Problem details:
Continue the SciML training strategies tutorial, starting after its last line of code.

Document:
========================================================================

SciML training strategies
Training SciML models that combine mechanistic ODEs and ML components is often challenging as methods that work well for pure ODE models (e.g. multi-start local optimization with quasi-Newton methods) often perform poorly. Moreover, ML-style training with the Adam optimizer for a fixed number of epochs is often insufficient. To address this, several training strategies have been developed, and via PEtabTraining.jl PEtab.jl supports three efficient ones: curriculum learning, multiple shooting, and curriculum multiple shooting.
This tutorial shows how to apply these three strategies and compare them to plain Adam optimization. It assumes familiarity with the SciML starter tutorial. As a running example, we fit a Neural ODE to time-series data generated from a Lotka–Volterra system.
using ComponentArrays, Lux, PEtab
function lv_node!(du, u, p, t, ml_models)
prey, predator = u
net1 = ml_models[:net1]
nn_out, _ = net1.lux_model([prey, predator], p.net1, net1.st)
du[1] = nn_out[1] # prey
du[2] = nn_out[2] # predator
return nothing
end
lux_model = Lux.Chain(
Lux.Dense(2 => 5, Lux.swish),
Lux.Dense(5 => 5, Lux.swish),
Lux.Dense(5 => 2),
)
ml_model = MLModel(:net1, lux_model, false)
p_mechanistic = ComponentArray()
u0 = ComponentArray(prey = 0.44249296, predator = 4.6280594)
node_problem = UDEProblem(lv_node!, u0, (0.0, 10.0), p_mechanistic, ml_model)

========================================================================

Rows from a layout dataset
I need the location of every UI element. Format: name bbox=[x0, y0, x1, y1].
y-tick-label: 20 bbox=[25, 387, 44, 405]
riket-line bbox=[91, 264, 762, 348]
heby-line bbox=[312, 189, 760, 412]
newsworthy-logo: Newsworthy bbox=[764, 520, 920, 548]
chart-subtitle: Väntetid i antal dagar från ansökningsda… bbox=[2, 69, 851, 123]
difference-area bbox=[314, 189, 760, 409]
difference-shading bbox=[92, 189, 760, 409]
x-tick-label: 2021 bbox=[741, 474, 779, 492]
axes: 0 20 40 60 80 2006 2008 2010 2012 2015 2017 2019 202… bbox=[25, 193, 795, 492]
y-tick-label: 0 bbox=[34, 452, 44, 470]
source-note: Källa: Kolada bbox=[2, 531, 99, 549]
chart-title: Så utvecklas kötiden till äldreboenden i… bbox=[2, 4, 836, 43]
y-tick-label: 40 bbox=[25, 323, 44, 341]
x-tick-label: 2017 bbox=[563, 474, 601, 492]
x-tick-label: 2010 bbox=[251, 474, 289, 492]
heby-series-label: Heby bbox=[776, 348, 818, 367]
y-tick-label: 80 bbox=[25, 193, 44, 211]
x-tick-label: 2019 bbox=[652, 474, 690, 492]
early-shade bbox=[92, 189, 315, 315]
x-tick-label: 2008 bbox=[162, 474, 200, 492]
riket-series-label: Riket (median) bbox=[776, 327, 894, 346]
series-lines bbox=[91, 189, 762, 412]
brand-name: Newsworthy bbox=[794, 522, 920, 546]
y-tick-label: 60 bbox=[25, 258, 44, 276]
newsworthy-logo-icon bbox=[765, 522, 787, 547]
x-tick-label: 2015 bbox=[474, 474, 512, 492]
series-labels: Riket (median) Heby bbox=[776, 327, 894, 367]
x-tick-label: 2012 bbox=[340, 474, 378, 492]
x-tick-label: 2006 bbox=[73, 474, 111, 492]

========================================================================

Result for this exercise:
parameters_est = [PEtabMLParameter(:net1)]
obs = [
PEtabObservable(:obs_prey, :prey, 1.0),
PEtabObservable(:obs_predator, :predator, 1.0),
]Training and validation data are simulated from the mechanistic Lotka–Volterra model:
using DataFrames, StableRNGs, OrdinaryDiffEqTsit5
rng = StableRNGs.StableRNG(42)
function lv_ode!(du, u, p, t)
prey, predator = u
du[1] = p.alpha * prey - p.beta * prey * predator
du[2] = p.gamma * prey * predator - p.delta * predator
return nothing
end
u0 = [0.44249296, 4.6280594]
p_true = (alpha = 1.3, beta = 0.9, gamma = 0.8, delta = 1.8)
lv_prob = ODEProblem(lv_ode!, u0, (0.0, 13.0), p_true)
sol = solve(lv_prob, Tsit5(); abstol = 1e-8, reltol = 1e-8, saveat = 0:0.1:12.2)
obs_prey = sol[1, :] .+ 0.1 .* randn(rng, length(sol.t))
obs_predator = sol[2, :] .+ 0.1 .* randn(rng, length(sol.t))
df_prey = DataFrame(
time = sol.t, measurement = obs_prey, obs_id = "obs_prey"
)
df_predator = DataFrame(
time = sol.t, measurement = obs_predator, obs_id = "obs_predator"
)
df_m = vcat(df_prey, df_predator)
t_split = 6.1
df_train = filter(row -> row.time <= t_split, df_m)
df_val = filter(row -> row.time > t_split, df_m)Plotting the training/validation split shows that this is a challenging training task due to the oscillatory dynamics:
using Plots
scatter(df_m.time, df_m.measurement, group = df_m.obs_id)
vline!(
[t_split], label = "split train/validation", color = "black"
)
Given training/validation data, separate PEtabODEProblems can then be created for the training and validation objectives:
model_train = PEtabModel(
node_problem, obs, df_train, parameters_est; ml_models = ml_model
)
model_val = PEtabModel(
node_problem, obs, df_val, parameters_est; ml_models = ml_model
)
prob_train = PEtabODEProblem(model_train)
prob_val = PEtabODEProblem(model_val)Generating starting points
Regardless of training strategy, optimization requires a start guess. For SciML problems (e.g. Neural ODEs/UDEs), training is typically more stable if the ML model is initialized with small weights and biases; otherwise the initial dynamics can be difficult to simulate. To this end, weight and bias initializers can be provided to get_startguesses:
rng = StableRNGs.StableRNG(12) # for reproducibility
# default is glorot_normal(; gain = 1.2)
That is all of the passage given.